--- GIVEN PROBLEM ---
Read the data and repeat all of it exactly.

--- TASK DATA ---
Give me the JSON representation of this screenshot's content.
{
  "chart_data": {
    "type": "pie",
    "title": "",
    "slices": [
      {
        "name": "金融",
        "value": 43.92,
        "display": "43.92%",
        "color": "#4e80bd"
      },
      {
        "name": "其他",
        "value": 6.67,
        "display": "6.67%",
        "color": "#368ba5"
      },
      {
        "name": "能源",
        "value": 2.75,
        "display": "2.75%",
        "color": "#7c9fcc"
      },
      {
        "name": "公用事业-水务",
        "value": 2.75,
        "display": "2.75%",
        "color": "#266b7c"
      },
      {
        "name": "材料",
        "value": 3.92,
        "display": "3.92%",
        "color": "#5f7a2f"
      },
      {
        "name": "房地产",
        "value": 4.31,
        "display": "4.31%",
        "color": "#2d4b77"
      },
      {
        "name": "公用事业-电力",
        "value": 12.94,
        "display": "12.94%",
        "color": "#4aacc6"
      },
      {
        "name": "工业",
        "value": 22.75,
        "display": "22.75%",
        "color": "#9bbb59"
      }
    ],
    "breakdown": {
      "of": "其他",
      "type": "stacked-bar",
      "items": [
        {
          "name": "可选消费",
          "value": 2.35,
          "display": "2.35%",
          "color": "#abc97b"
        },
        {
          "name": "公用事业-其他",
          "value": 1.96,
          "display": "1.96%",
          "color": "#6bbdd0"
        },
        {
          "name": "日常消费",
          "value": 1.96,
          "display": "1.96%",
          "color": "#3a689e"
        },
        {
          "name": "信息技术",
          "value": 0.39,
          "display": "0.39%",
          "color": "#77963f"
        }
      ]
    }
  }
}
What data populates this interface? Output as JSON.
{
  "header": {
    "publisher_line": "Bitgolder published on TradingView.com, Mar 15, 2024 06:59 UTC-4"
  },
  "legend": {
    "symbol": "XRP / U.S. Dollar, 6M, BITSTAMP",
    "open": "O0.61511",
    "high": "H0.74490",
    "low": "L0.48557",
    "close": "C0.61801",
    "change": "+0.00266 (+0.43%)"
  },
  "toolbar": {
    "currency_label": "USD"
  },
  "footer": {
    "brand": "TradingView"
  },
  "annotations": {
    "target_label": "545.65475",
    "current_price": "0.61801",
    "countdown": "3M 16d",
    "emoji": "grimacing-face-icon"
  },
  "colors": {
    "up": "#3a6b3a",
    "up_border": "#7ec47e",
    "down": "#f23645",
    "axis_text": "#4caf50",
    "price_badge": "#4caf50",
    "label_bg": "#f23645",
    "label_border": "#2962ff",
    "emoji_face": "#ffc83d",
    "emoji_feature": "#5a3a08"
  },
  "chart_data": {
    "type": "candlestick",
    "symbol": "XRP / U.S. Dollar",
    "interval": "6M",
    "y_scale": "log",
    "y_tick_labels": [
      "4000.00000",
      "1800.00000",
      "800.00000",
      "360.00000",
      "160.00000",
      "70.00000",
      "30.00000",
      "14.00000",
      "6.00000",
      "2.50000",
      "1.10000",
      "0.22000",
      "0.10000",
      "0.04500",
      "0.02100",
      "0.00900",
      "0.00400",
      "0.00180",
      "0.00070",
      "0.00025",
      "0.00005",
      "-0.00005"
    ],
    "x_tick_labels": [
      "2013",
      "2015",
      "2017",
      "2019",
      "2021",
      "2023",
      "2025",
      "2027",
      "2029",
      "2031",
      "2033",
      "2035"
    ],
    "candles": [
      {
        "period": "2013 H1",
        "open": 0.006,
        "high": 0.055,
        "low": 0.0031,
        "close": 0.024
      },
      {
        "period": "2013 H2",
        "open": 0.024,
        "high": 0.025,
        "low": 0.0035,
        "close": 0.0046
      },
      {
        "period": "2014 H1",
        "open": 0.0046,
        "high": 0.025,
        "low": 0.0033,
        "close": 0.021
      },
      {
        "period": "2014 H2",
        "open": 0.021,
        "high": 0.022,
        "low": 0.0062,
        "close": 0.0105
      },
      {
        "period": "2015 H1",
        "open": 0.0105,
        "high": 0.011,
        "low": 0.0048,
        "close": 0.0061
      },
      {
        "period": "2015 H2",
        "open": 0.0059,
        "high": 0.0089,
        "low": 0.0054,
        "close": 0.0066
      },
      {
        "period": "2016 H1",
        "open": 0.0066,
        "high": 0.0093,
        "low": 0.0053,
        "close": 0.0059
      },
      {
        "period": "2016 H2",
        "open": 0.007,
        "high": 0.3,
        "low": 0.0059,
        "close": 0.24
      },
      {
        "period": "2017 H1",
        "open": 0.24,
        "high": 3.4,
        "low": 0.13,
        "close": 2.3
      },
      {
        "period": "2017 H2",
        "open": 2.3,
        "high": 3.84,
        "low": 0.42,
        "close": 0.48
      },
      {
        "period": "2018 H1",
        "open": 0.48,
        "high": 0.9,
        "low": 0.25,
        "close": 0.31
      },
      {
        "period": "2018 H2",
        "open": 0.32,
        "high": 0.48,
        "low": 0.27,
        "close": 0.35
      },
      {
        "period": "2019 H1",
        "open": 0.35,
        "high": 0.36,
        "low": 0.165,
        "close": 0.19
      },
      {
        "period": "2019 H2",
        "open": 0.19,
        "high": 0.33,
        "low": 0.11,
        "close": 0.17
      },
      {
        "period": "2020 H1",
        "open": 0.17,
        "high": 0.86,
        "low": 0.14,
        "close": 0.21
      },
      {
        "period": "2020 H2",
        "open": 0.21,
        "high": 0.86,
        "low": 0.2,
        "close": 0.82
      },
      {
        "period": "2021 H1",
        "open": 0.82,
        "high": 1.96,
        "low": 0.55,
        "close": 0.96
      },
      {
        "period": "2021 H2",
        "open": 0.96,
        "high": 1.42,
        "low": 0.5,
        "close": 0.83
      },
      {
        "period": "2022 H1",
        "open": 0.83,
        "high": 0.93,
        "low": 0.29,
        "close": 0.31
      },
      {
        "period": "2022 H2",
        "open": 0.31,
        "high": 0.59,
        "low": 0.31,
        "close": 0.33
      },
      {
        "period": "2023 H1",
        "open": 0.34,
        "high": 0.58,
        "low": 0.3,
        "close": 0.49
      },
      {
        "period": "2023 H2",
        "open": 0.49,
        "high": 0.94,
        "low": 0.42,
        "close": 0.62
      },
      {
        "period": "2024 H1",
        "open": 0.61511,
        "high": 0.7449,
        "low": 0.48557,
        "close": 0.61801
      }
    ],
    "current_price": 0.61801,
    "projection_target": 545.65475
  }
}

--- ANSWER TO THE TASK ---
Give me the JSON representation of this screenshot's content.
{
  "chart_data": {
    "type": "pie",
    "title": "",
    "slices": [
      {
        "name": "金融",
        "value": 43.92,
        "display": "43.92%",
        "color": "#4e80bd"
      },
      {
        "name": "其他",
        "value": 6.67,
        "display": "6.67%",
        "color": "#368ba5"
      },
      {
        "name": "能源",
        "value": 2.75,
        "display": "2.75%",
        "color": "#7c9fcc"
      },
      {
        "name": "公用事业-水务",
        "value": 2.75,
        "display": "2.75%",
        "color": "#266b7c"
      },
      {
        "name": "材料",
        "value": 3.92,
        "display": "3.92%",
        "color": "#5f7a2f"
      },
      {
        "name": "房地产",
        "value": 4.31,
        "display": "4.31%",
        "color": "#2d4b77"
      },
      {
        "name": "公用事业-电力",
        "value": 12.94,
        "display": "12.94%",
        "color": "#4aacc6"
      },
      {
        "name": "工业",
        "value": 22.75,
        "display": "22.75%",
        "color": "#9bbb59"
      }
    ],
    "breakdown": {
      "of": "其他",
      "type": "stacked-bar",
      "items": [
        {
          "name": "可选消费",
          "value": 2.35,
          "display": "2.35%",
          "color": "#abc97b"
        },
        {
          "name": "公用事业-其他",
          "value": 1.96,
          "display": "1.96%",
          "color": "#6bbdd0"
        },
        {
          "name": "日常消费",
          "value": 1.96,
          "display": "1.96%",
          "color": "#3a689e"
        },
        {
          "name": "信息技术",
          "value": 0.39,
          "display": "0.39%",
          "color": "#77963f"
        }
      ]
    }
  }
}
What data populates this interface? Output as JSON.
{
  "header": {
    "publisher_line": "Bitgolder published on TradingView.com, Mar 15, 2024 06:59 UTC-4"
  },
  "legend": {
    "symbol": "XRP / U.S. Dollar, 6M, BITSTAMP",
    "open": "O0.61511",
    "high": "H0.74490",
    "low": "L0.48557",
    "close": "C0.61801",
    "change": "+0.00266 (+0.43%)"
  },
  "toolbar": {
    "currency_label": "USD"
  },
  "footer": {
    "brand": "TradingView"
  },
  "annotations": {
    "target_label": "545.65475",
    "current_price": "0.61801",
    "countdown": "3M 16d",
    "emoji": "grimacing-face-icon"
  },
  "colors": {
    "up": "#3a6b3a",
    "up_border": "#7ec47e",
    "down": "#f23645",
    "axis_text": "#4caf50",
    "price_badge": "#4caf50",
    "label_bg": "#f23645",
    "label_border": "#2962ff",
    "emoji_face": "#ffc83d",
    "emoji_feature": "#5a3a08"
  },
  "chart_data": {
    "type": "candlestick",
    "symbol": "XRP / U.S. Dollar",
    "interval": "6M",
    "y_scale": "log",
    "y_tick_labels": [
      "4000.00000",
      "1800.00000",
      "800.00000",
      "360.00000",
      "160.00000",
      "70.00000",
      "30.00000",
      "14.00000",
      "6.00000",
      "2.50000",
      "1.10000",
      "0.22000",
      "0.10000",
      "0.04500",
      "0.02100",
      "0.00900",
      "0.00400",
      "0.00180",
      "0.00070",
      "0.00025",
      "0.00005",
      "-0.00005"
    ],
    "x_tick_labels": [
      "2013",
      "2015",
      "2017",
      "2019",
      "2021",
      "2023",
      "2025",
      "2027",
      "2029",
      "2031",
      "2033",
      "2035"
    ],
    "candles": [
      {
        "period": "2013 H1",
        "open": 0.006,
        "high": 0.055,
        "low": 0.0031,
        "close": 0.024
      },
      {
        "period": "2013 H2",
        "open": 0.024,
        "high": 0.025,
        "low": 0.0035,
        "close": 0.0046
      },
      {
        "period": "2014 H1",
        "open": 0.0046,
        "high": 0.025,
        "low": 0.0033,
        "close": 0.021
      },
      {
        "period": "2014 H2",
        "open": 0.021,
        "high": 0.022,
        "low": 0.0062,
        "close": 0.0105
      },
      {
        "period": "2015 H1",
        "open": 0.0105,
        "high": 0.011,
        "low": 0.0048,
        "close": 0.0061
      },
      {
        "period": "2015 H2",
        "open": 0.0059,
        "high": 0.0089,
        "low": 0.0054,
        "close": 0.0066
      },
      {
        "period": "2016 H1",
        "open": 0.0066,
        "high": 0.0093,
        "low": 0.0053,
        "close": 0.0059
      },
      {
        "period": "2016 H2",
        "open": 0.007,
        "high": 0.3,
        "low": 0.0059,
        "close": 0.24
      },
      {
        "period": "2017 H1",
        "open": 0.24,
        "high": 3.4,
        "low": 0.13,
        "close": 2.3
      },
      {
        "period": "2017 H2",
        "open": 2.3,
        "high": 3.84,
        "low": 0.42,
        "close": 0.48
      },
      {
        "period": "2018 H1",
        "open": 0.48,
        "high": 0.9,
        "low": 0.25,
        "close": 0.31
      },
      {
        "period": "2018 H2",
        "open": 0.32,
        "high": 0.48,
        "low": 0.27,
        "close": 0.35
      },
      {
        "period": "2019 H1",
        "open": 0.35,
        "high": 0.36,
        "low": 0.165,
        "close": 0.19
      },
      {
        "period": "2019 H2",
        "open": 0.19,
        "high": 0.33,
        "low": 0.11,
        "close": 0.17
      },
      {
        "period": "2020 H1",
        "open": 0.17,
        "high": 0.86,
        "low": 0.14,
        "close": 0.21
      },
      {
        "period": "2020 H2",
        "open": 0.21,
        "high": 0.86,
        "low": 0.2,
        "close": 0.82
      },
      {
        "period": "2021 H1",
        "open": 0.82,
        "high": 1.96,
        "low": 0.55,
        "close": 0.96
      },
      {
        "period": "2021 H2",
        "open": 0.96,
        "high": 1.42,
        "low": 0.5,
        "close": 0.83
      },
      {
        "period": "2022 H1",
        "open": 0.83,
        "high": 0.93,
        "low": 0.29,
        "close": 0.31
      },
      {
        "period": "2022 H2",
        "open": 0.31,
        "high": 0.59,
        "low": 0.31,
        "close": 0.33
      },
      {
        "period": "2023 H1",
        "open": 0.34,
        "high": 0.58,
        "low": 0.3,
        "close": 0.49
      },
      {
        "period": "2023 H2",
        "open": 0.49,
        "high": 0.94,
        "low": 0.42,
        "close": 0.62
      },
      {
        "period": "2024 H1",
        "open": 0.61511,
        "high": 0.7449,
        "low": 0.48557,
        "close": 0.61801
      }
    ],
    "current_price": 0.61801,
    "projection_target": 545.65475
  }
}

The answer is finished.